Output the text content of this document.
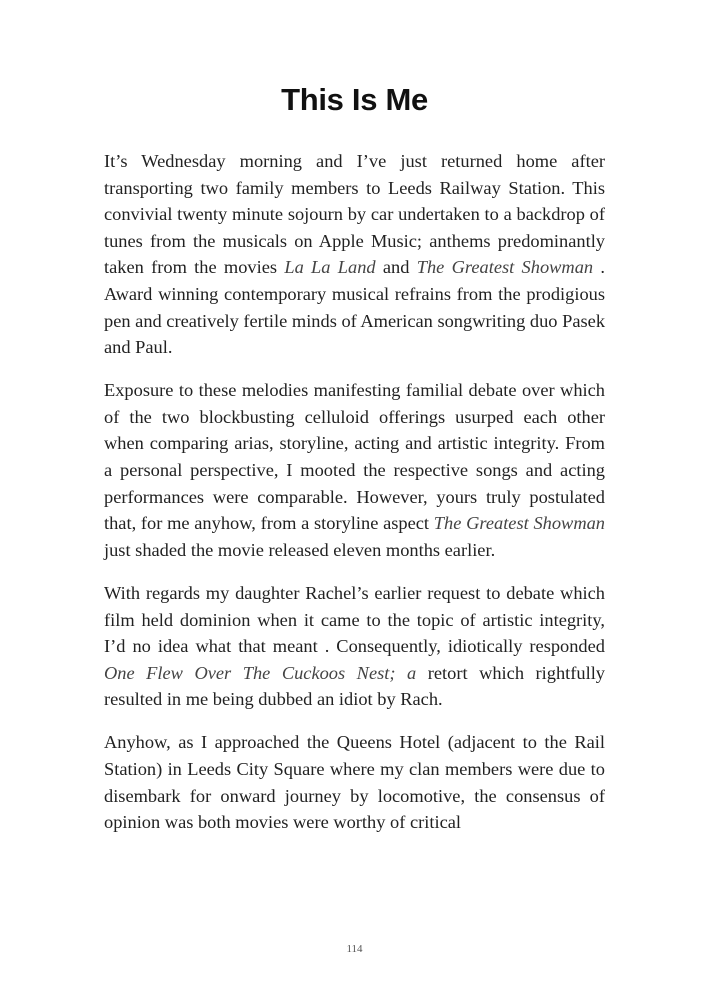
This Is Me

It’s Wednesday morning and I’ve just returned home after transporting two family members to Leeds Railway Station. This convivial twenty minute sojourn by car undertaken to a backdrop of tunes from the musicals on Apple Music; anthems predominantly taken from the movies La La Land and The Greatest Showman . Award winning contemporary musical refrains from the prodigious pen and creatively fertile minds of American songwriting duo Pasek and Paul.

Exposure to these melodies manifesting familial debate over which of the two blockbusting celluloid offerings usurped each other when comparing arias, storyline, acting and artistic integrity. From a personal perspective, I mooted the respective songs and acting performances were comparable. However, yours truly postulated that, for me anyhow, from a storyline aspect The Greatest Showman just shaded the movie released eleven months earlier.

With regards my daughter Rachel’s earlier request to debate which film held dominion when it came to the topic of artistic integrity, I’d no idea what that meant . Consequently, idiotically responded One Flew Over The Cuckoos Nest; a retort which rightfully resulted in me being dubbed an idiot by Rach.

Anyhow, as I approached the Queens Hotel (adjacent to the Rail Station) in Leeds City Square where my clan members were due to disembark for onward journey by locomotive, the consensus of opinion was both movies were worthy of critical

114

**Instructions to follow**: Pick out and copy the lines of the entries that hold the string "members".

**Problem solution**:
It’s Wednesday morning and I’ve just returned home after transporting two family members to Leeds Railway Station. This convivial twenty minute sojourn by car undertaken to a backdrop of tunes from the musicals on Apple Music; anthems predominantly taken from the movies La La Land and The Greatest Showman . Award winning contemporary musical refrains from the prodigious pen and creatively fertile minds of American songwriting duo Pasek and Paul.
Anyhow, as I approached the Queens Hotel (adjacent to the Rail Station) in Leeds City Square where my clan members were due to disembark for onward journey by locomotive, the consensus of opinion was both movies were worthy of critical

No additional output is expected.